* **EXERCISE DESCRIPTION**
Only a number is wanted: how many lines of the entries include the string "structured"?
▬▬▬
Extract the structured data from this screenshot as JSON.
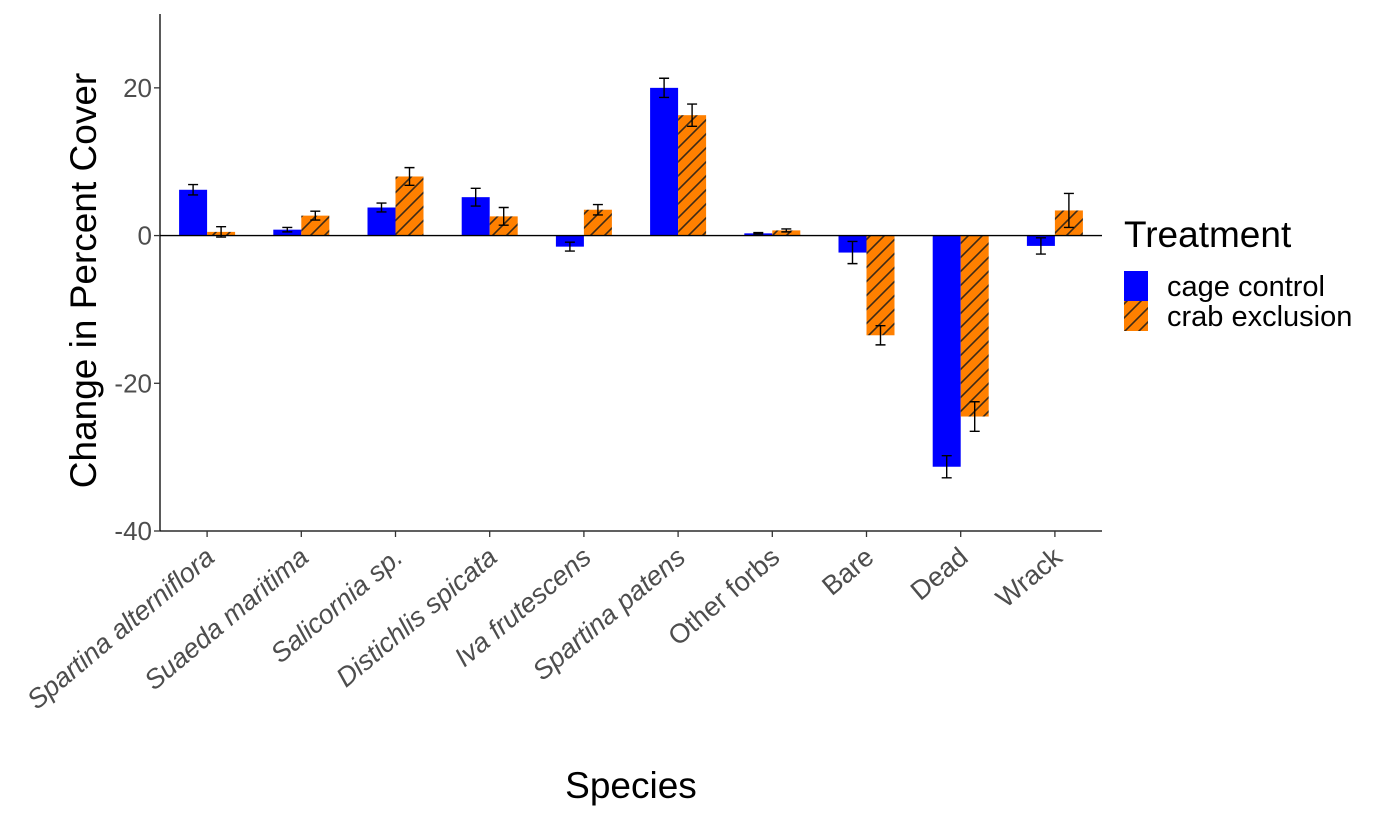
{
  "chart_data": {
    "type": "bar",
    "xlabel": "Species",
    "ylabel": "Change in Percent Cover",
    "ylim": [
      -40,
      30
    ],
    "yticks": [
      -40,
      -20,
      0,
      20
    ],
    "ytick_labels": [
      "-40",
      "-20",
      "0",
      "20"
    ],
    "grid": false,
    "categories": [
      "Spartina alterniflora",
      "Suaeda maritima",
      "Salicornia sp.",
      "Distichlis spicata",
      "Iva frutescens",
      "Spartina patens",
      "Other forbs",
      "Bare",
      "Dead",
      "Wrack"
    ],
    "italic_categories": [
      true,
      true,
      true,
      true,
      true,
      true,
      false,
      false,
      false,
      false
    ],
    "legend": {
      "title": "Treatment",
      "position": "right"
    },
    "series": [
      {
        "name": "cage control",
        "color": "#0000ff",
        "pattern": "solid",
        "values": [
          6.2,
          0.8,
          3.8,
          5.2,
          -1.5,
          20.0,
          0.3,
          -2.3,
          -31.3,
          -1.4
        ],
        "errors": [
          0.7,
          0.3,
          0.6,
          1.2,
          0.6,
          1.3,
          0.1,
          1.5,
          1.5,
          1.1
        ]
      },
      {
        "name": "crab exclusion",
        "color": "#ff8000",
        "pattern": "stripe",
        "values": [
          0.5,
          2.7,
          8.0,
          2.6,
          3.5,
          16.3,
          0.7,
          -13.5,
          -24.5,
          3.4
        ],
        "errors": [
          0.7,
          0.6,
          1.2,
          1.2,
          0.7,
          1.5,
          0.2,
          1.3,
          2.0,
          2.3
        ]
      }
    ]
  }
}
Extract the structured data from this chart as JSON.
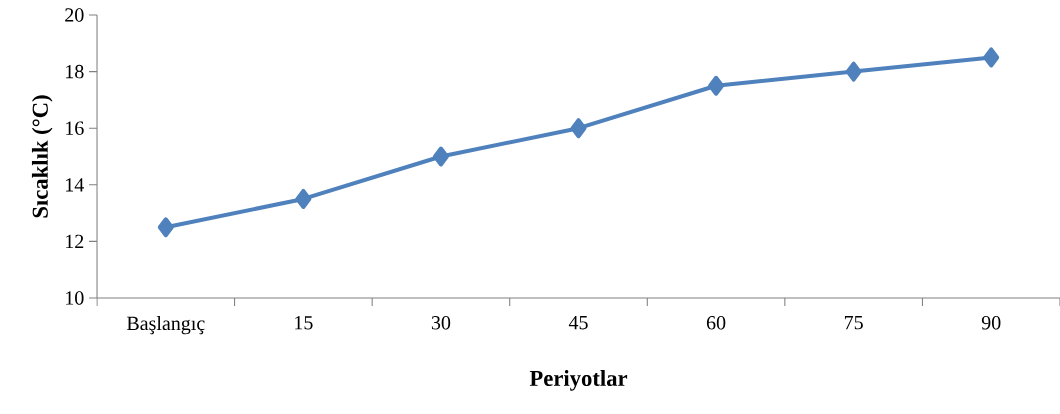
{
  "chart_data": {
    "type": "line",
    "xlabel": "Periyotlar",
    "ylabel": "Sıcaklık (°C)",
    "categories": [
      "Başlangıç",
      "15",
      "30",
      "45",
      "60",
      "75",
      "90"
    ],
    "values": [
      12.5,
      13.5,
      15,
      16,
      17.5,
      18,
      18.5
    ],
    "color": "#4f81bd",
    "marker": "diamond",
    "ylim": [
      10,
      20
    ],
    "yticks": [
      10,
      12,
      14,
      16,
      18,
      20
    ]
  }
}
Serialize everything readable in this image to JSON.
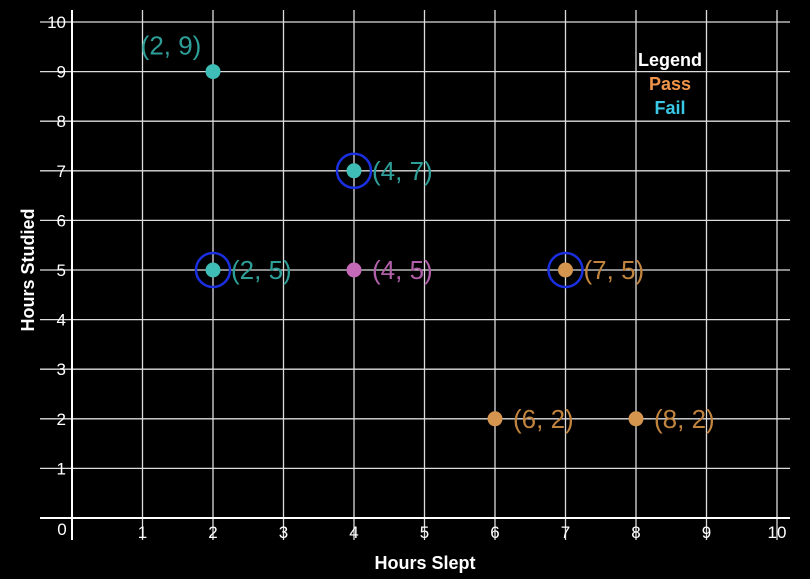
{
  "chart_data": {
    "type": "scatter",
    "title": "",
    "xlabel": "Hours Slept",
    "ylabel": "Hours Studied",
    "xlim": [
      0,
      10
    ],
    "ylim": [
      0,
      10
    ],
    "x_ticks": [
      "0",
      "1",
      "2",
      "3",
      "4",
      "5",
      "6",
      "7",
      "8",
      "9",
      "10"
    ],
    "y_ticks": [
      "1",
      "2",
      "3",
      "4",
      "5",
      "6",
      "7",
      "8",
      "9",
      "10"
    ],
    "grid": true,
    "legend": {
      "title": "Legend",
      "position": "top-right",
      "entries": [
        {
          "label": "Pass",
          "color": "#f0944a"
        },
        {
          "label": "Fail",
          "color": "#39c8e6"
        }
      ]
    },
    "colors": {
      "teal": "#3dbdb5",
      "teal_label": "#2e9e98",
      "purple": "#c468b8",
      "purple_label": "#b05fa8",
      "orange": "#d6954e",
      "orange_label": "#c0843f",
      "highlight": "#1a2fe0"
    },
    "points": [
      {
        "x": 2,
        "y": 9,
        "label": "(2, 9)",
        "color": "teal",
        "highlighted": false,
        "label_side": "top-left"
      },
      {
        "x": 4,
        "y": 7,
        "label": "(4, 7)",
        "color": "teal",
        "highlighted": true,
        "label_side": "right"
      },
      {
        "x": 2,
        "y": 5,
        "label": "(2, 5)",
        "color": "teal",
        "highlighted": true,
        "label_side": "right"
      },
      {
        "x": 4,
        "y": 5,
        "label": "(4, 5)",
        "color": "purple",
        "highlighted": false,
        "label_side": "right"
      },
      {
        "x": 7,
        "y": 5,
        "label": "(7, 5)",
        "color": "orange",
        "highlighted": true,
        "label_side": "right"
      },
      {
        "x": 6,
        "y": 2,
        "label": "(6, 2)",
        "color": "orange",
        "highlighted": false,
        "label_side": "right"
      },
      {
        "x": 8,
        "y": 2,
        "label": "(8, 2)",
        "color": "orange",
        "highlighted": false,
        "label_side": "right"
      }
    ]
  }
}
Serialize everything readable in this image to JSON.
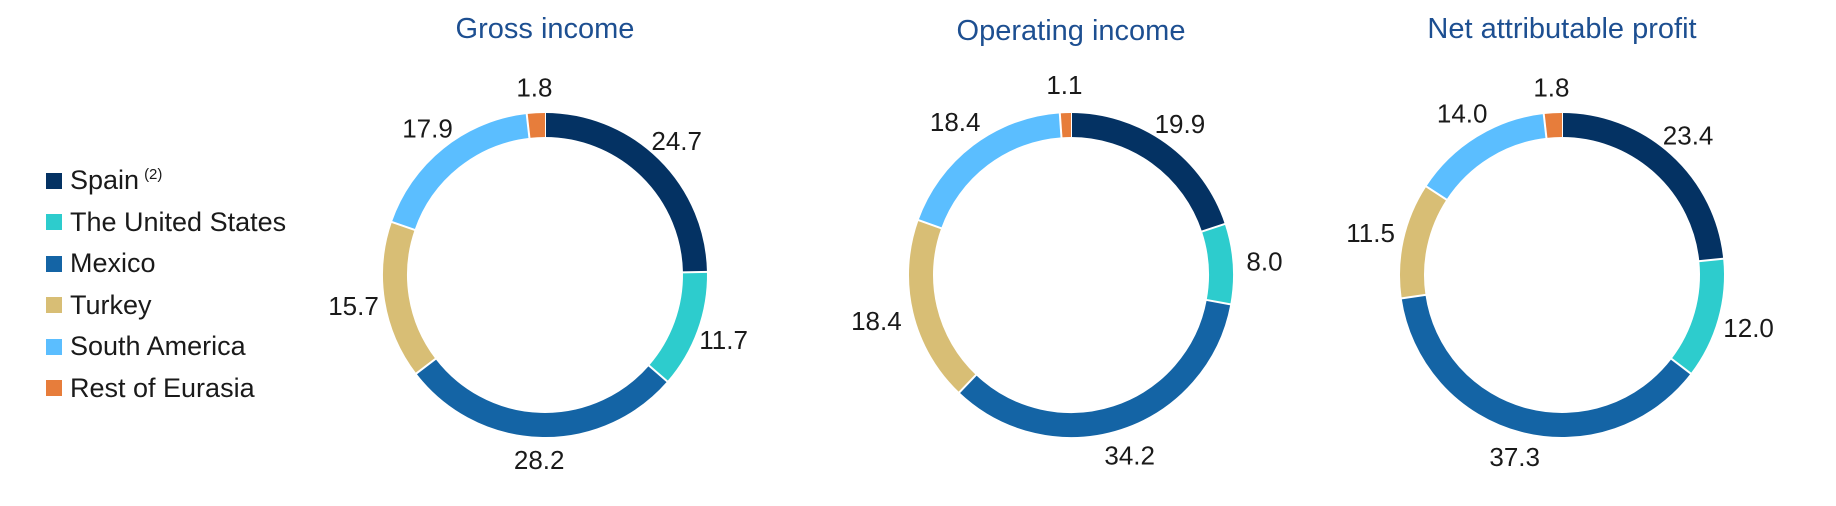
▬▬▬
* **THE REPLY**
2